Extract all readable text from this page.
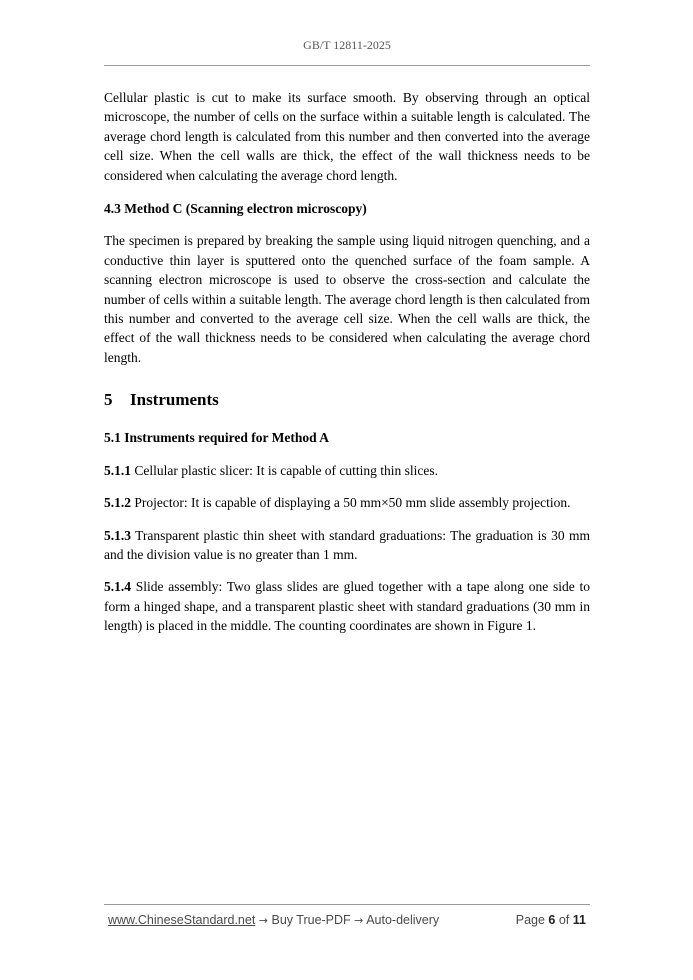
GB/T 12811-2025

Cellular plastic is cut to make its surface smooth. By observing through an optical microscope, the number of cells on the surface within a suitable length is calculated. The average chord length is calculated from this number and then converted into the average cell size. When the cell walls are thick, the effect of the wall thickness needs to be considered when calculating the average chord length.

4.3 Method C (Scanning electron microscopy)

The specimen is prepared by breaking the sample using liquid nitrogen quenching, and a conductive thin layer is sputtered onto the quenched surface of the foam sample. A scanning electron microscope is used to observe the cross-section and calculate the number of cells within a suitable length. The average chord length is then calculated from this number and converted to the average cell size. When the cell walls are thick, the effect of the wall thickness needs to be considered when calculating the average chord length.

5 Instruments

5.1 Instruments required for Method A

5.1.1 Cellular plastic slicer: It is capable of cutting thin slices.

5.1.2 Projector: It is capable of displaying a 50 mm×50 mm slide assembly projection.

5.1.3 Transparent plastic thin sheet with standard graduations: The graduation is 30 mm and the division value is no greater than 1 mm.

5.1.4 Slide assembly: Two glass slides are glued together with a tape along one side to form a hinged shape, and a transparent plastic sheet with standard graduations (30 mm in length) is placed in the middle. The counting coordinates are shown in Figure 1.

www.ChineseStandard.net → Buy True-PDF → Auto-delivery	Page 6 of 11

### Problem to solve:
Please copy the preceding records exactly and omit the images.

### Written answer:
Extract all readable text from this page.
GB/T 12811-2025

Cellular plastic is cut to make its surface smooth. By observing through an optical microscope, the number of cells on the surface within a suitable length is calculated. The average chord length is calculated from this number and then converted into the average cell size. When the cell walls are thick, the effect of the wall thickness needs to be considered when calculating the average chord length.

4.3 Method C (Scanning electron microscopy)

The specimen is prepared by breaking the sample using liquid nitrogen quenching, and a conductive thin layer is sputtered onto the quenched surface of the foam sample. A scanning electron microscope is used to observe the cross-section and calculate the number of cells within a suitable length. The average chord length is then calculated from this number and converted to the average cell size. When the cell walls are thick, the effect of the wall thickness needs to be considered when calculating the average chord length.

5 Instruments

5.1 Instruments required for Method A

5.1.1 Cellular plastic slicer: It is capable of cutting thin slices.

5.1.2 Projector: It is capable of displaying a 50 mm×50 mm slide assembly projection.

5.1.3 Transparent plastic thin sheet with standard graduations: The graduation is 30 mm and the division value is no greater than 1 mm.

5.1.4 Slide assembly: Two glass slides are glued together with a tape along one side to form a hinged shape, and a transparent plastic sheet with standard graduations (30 mm in length) is placed in the middle. The counting coordinates are shown in Figure 1.

www.ChineseStandard.net → Buy True-PDF → Auto-delivery	Page 6 of 11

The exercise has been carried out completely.